### DATA IN THIS EXERCISE
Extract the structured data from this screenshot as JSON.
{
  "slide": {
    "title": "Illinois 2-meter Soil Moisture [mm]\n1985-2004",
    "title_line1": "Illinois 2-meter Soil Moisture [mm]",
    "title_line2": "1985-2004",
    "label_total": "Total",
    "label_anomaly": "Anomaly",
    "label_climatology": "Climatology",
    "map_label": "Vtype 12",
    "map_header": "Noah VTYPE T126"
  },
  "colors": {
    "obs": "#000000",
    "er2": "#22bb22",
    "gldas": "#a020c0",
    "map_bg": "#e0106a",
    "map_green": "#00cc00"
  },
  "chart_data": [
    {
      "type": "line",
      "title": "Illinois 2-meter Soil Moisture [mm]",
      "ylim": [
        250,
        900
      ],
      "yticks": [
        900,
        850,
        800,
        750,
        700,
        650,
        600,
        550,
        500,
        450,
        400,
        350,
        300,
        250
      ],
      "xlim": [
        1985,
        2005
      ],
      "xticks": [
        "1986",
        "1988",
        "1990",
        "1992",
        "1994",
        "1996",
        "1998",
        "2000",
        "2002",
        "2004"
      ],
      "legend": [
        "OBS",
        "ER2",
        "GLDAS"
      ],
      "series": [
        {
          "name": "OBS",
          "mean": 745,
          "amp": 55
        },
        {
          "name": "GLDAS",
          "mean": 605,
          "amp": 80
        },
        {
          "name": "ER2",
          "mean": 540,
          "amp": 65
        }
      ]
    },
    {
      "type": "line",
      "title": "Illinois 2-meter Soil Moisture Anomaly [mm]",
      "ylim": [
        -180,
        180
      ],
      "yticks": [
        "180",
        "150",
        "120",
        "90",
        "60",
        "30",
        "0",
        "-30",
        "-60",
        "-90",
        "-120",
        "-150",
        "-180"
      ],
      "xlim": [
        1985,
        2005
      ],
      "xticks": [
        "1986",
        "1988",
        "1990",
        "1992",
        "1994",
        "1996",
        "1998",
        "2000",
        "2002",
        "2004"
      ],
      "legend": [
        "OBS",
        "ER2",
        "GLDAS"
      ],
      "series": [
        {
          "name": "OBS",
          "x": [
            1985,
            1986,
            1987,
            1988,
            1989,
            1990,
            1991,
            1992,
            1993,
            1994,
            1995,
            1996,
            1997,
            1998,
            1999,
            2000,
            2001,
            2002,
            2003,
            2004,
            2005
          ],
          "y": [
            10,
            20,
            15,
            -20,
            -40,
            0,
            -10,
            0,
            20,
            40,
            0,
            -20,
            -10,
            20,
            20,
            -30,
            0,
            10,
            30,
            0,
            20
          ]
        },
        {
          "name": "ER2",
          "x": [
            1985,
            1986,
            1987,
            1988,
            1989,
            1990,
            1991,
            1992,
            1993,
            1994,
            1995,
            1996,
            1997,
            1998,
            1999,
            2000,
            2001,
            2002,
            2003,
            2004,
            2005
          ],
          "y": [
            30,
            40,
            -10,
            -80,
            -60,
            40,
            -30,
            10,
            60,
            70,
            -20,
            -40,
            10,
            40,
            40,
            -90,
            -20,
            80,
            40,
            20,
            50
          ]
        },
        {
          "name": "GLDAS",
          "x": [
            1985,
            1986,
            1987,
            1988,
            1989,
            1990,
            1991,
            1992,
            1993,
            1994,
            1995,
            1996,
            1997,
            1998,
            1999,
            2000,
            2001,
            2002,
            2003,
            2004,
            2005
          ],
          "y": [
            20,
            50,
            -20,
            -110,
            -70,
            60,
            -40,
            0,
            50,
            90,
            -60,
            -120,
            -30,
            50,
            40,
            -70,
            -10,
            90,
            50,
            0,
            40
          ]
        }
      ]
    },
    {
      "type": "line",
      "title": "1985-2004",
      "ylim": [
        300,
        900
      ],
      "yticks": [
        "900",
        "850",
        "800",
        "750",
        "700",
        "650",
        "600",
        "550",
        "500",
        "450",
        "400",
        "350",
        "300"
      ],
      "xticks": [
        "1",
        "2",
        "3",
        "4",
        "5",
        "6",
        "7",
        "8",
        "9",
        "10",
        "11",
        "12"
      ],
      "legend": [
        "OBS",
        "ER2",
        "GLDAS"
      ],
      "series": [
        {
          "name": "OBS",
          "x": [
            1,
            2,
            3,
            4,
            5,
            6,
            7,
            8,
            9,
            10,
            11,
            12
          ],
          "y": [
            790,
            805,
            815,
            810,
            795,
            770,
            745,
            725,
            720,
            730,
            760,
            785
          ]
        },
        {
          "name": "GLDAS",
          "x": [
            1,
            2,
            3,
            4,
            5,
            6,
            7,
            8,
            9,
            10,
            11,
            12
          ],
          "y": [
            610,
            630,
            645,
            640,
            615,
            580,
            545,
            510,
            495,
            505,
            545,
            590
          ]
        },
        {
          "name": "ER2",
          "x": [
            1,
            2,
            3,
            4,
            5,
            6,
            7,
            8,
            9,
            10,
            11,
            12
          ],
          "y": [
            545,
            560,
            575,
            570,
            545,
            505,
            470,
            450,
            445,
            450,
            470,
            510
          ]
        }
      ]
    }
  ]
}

### SHORT EXERCISE
Reproduce all of the data exactly as given.

### SOLUTION TO THE PROBLEM
Extract the structured data from this screenshot as JSON.
{
  "slide": {
    "title": "Illinois 2-meter Soil Moisture [mm]\n1985-2004",
    "title_line1": "Illinois 2-meter Soil Moisture [mm]",
    "title_line2": "1985-2004",
    "label_total": "Total",
    "label_anomaly": "Anomaly",
    "label_climatology": "Climatology",
    "map_label": "Vtype 12",
    "map_header": "Noah VTYPE T126"
  },
  "colors": {
    "obs": "#000000",
    "er2": "#22bb22",
    "gldas": "#a020c0",
    "map_bg": "#e0106a",
    "map_green": "#00cc00"
  },
  "chart_data": [
    {
      "type": "line",
      "title": "Illinois 2-meter Soil Moisture [mm]",
      "ylim": [
        250,
        900
      ],
      "yticks": [
        900,
        850,
        800,
        750,
        700,
        650,
        600,
        550,
        500,
        450,
        400,
        350,
        300,
        250
      ],
      "xlim": [
        1985,
        2005
      ],
      "xticks": [
        "1986",
        "1988",
        "1990",
        "1992",
        "1994",
        "1996",
        "1998",
        "2000",
        "2002",
        "2004"
      ],
      "legend": [
        "OBS",
        "ER2",
        "GLDAS"
      ],
      "series": [
        {
          "name": "OBS",
          "mean": 745,
          "amp": 55
        },
        {
          "name": "GLDAS",
          "mean": 605,
          "amp": 80
        },
        {
          "name": "ER2",
          "mean": 540,
          "amp": 65
        }
      ]
    },
    {
      "type": "line",
      "title": "Illinois 2-meter Soil Moisture Anomaly [mm]",
      "ylim": [
        -180,
        180
      ],
      "yticks": [
        "180",
        "150",
        "120",
        "90",
        "60",
        "30",
        "0",
        "-30",
        "-60",
        "-90",
        "-120",
        "-150",
        "-180"
      ],
      "xlim": [
        1985,
        2005
      ],
      "xticks": [
        "1986",
        "1988",
        "1990",
        "1992",
        "1994",
        "1996",
        "1998",
        "2000",
        "2002",
        "2004"
      ],
      "legend": [
        "OBS",
        "ER2",
        "GLDAS"
      ],
      "series": [
        {
          "name": "OBS",
          "x": [
            1985,
            1986,
            1987,
            1988,
            1989,
            1990,
            1991,
            1992,
            1993,
            1994,
            1995,
            1996,
            1997,
            1998,
            1999,
            2000,
            2001,
            2002,
            2003,
            2004,
            2005
          ],
          "y": [
            10,
            20,
            15,
            -20,
            -40,
            0,
            -10,
            0,
            20,
            40,
            0,
            -20,
            -10,
            20,
            20,
            -30,
            0,
            10,
            30,
            0,
            20
          ]
        },
        {
          "name": "ER2",
          "x": [
            1985,
            1986,
            1987,
            1988,
            1989,
            1990,
            1991,
            1992,
            1993,
            1994,
            1995,
            1996,
            1997,
            1998,
            1999,
            2000,
            2001,
            2002,
            2003,
            2004,
            2005
          ],
          "y": [
            30,
            40,
            -10,
            -80,
            -60,
            40,
            -30,
            10,
            60,
            70,
            -20,
            -40,
            10,
            40,
            40,
            -90,
            -20,
            80,
            40,
            20,
            50
          ]
        },
        {
          "name": "GLDAS",
          "x": [
            1985,
            1986,
            1987,
            1988,
            1989,
            1990,
            1991,
            1992,
            1993,
            1994,
            1995,
            1996,
            1997,
            1998,
            1999,
            2000,
            2001,
            2002,
            2003,
            2004,
            2005
          ],
          "y": [
            20,
            50,
            -20,
            -110,
            -70,
            60,
            -40,
            0,
            50,
            90,
            -60,
            -120,
            -30,
            50,
            40,
            -70,
            -10,
            90,
            50,
            0,
            40
          ]
        }
      ]
    },
    {
      "type": "line",
      "title": "1985-2004",
      "ylim": [
        300,
        900
      ],
      "yticks": [
        "900",
        "850",
        "800",
        "750",
        "700",
        "650",
        "600",
        "550",
        "500",
        "450",
        "400",
        "350",
        "300"
      ],
      "xticks": [
        "1",
        "2",
        "3",
        "4",
        "5",
        "6",
        "7",
        "8",
        "9",
        "10",
        "11",
        "12"
      ],
      "legend": [
        "OBS",
        "ER2",
        "GLDAS"
      ],
      "series": [
        {
          "name": "OBS",
          "x": [
            1,
            2,
            3,
            4,
            5,
            6,
            7,
            8,
            9,
            10,
            11,
            12
          ],
          "y": [
            790,
            805,
            815,
            810,
            795,
            770,
            745,
            725,
            720,
            730,
            760,
            785
          ]
        },
        {
          "name": "GLDAS",
          "x": [
            1,
            2,
            3,
            4,
            5,
            6,
            7,
            8,
            9,
            10,
            11,
            12
          ],
          "y": [
            610,
            630,
            645,
            640,
            615,
            580,
            545,
            510,
            495,
            505,
            545,
            590
          ]
        },
        {
          "name": "ER2",
          "x": [
            1,
            2,
            3,
            4,
            5,
            6,
            7,
            8,
            9,
            10,
            11,
            12
          ],
          "y": [
            545,
            560,
            575,
            570,
            545,
            505,
            470,
            450,
            445,
            450,
            470,
            510
          ]
        }
      ]
    }
  ]
}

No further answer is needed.